## BEGIN Exercise data
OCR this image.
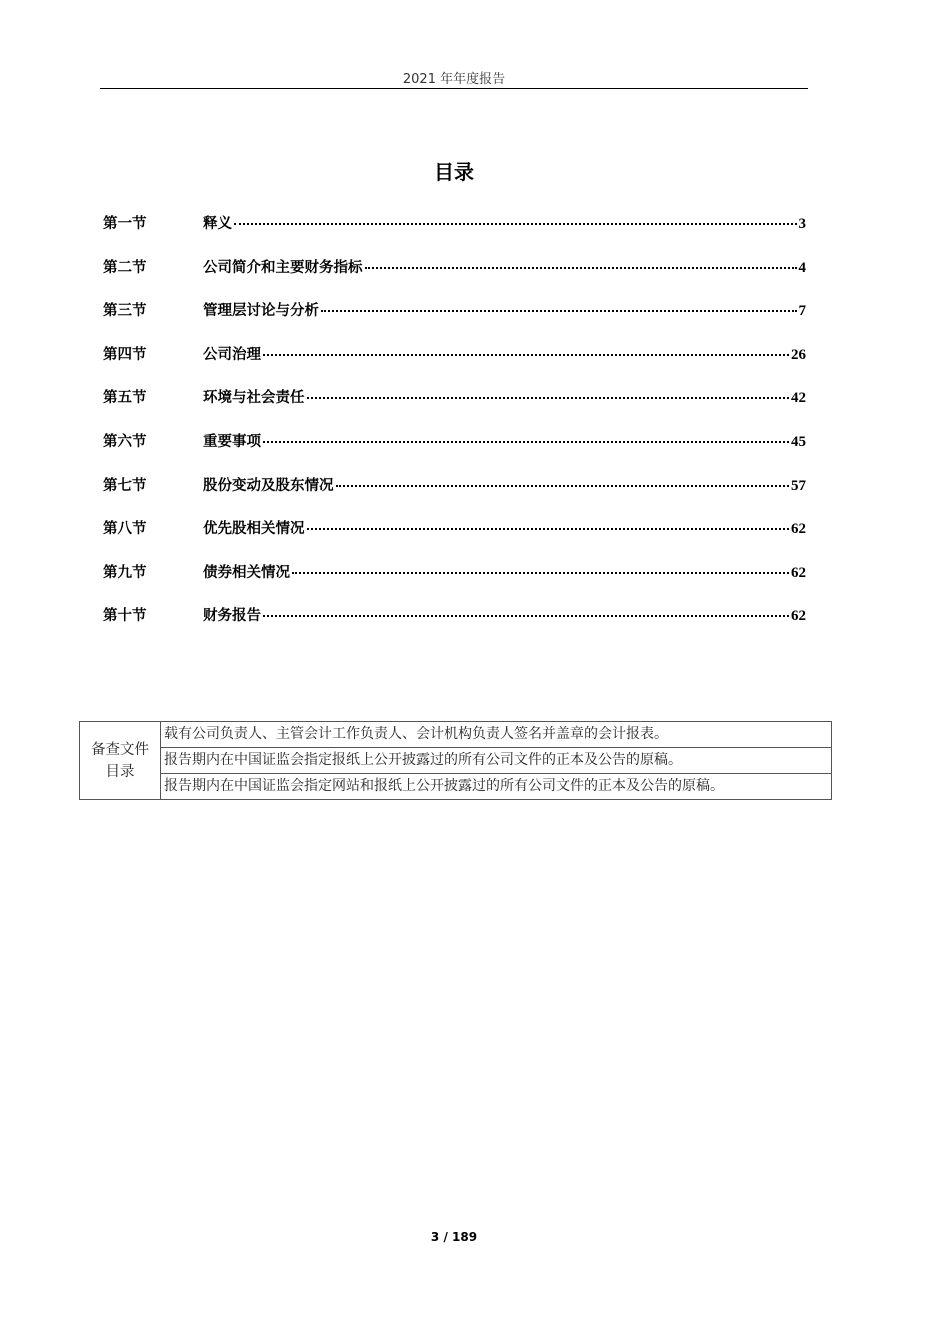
2021 年年度报告
目录
第一节	释义	3
第二节	公司简介和主要财务指标	4
第三节	管理层讨论与分析	7
第四节	公司治理	26
第五节	环境与社会责任	42
第六节	重要事项	45
第七节	股份变动及股东情况	57
第八节	优先股相关情况	62
第九节	债券相关情况	62
第十节	财务报告	62
备查文件
目录
	载有公司负责人、主管会计工作负责人、会计机构负责人签名并盖章的会计报表。
报告期内在中国证监会指定报纸上公开披露过的所有公司文件的正本及公告的原稿。
报告期内在中国证监会指定网站和报纸上公开披露过的所有公司文件的正本及公告的原稿。
3 / 189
## END Exercise data
[Task requirements]:
Repeat all of the data above word for word, minus the pictures.

[The result]:
OCR this image.
2021 年年度报告
目录
第一节	释义	3
第二节	公司简介和主要财务指标	4
第三节	管理层讨论与分析	7
第四节	公司治理	26
第五节	环境与社会责任	42
第六节	重要事项	45
第七节	股份变动及股东情况	57
第八节	优先股相关情况	62
第九节	债券相关情况	62
第十节	财务报告	62
备查文件
目录
	载有公司负责人、主管会计工作负责人、会计机构负责人签名并盖章的会计报表。
报告期内在中国证监会指定报纸上公开披露过的所有公司文件的正本及公告的原稿。
报告期内在中国证监会指定网站和报纸上公开披露过的所有公司文件的正本及公告的原稿。
3 / 189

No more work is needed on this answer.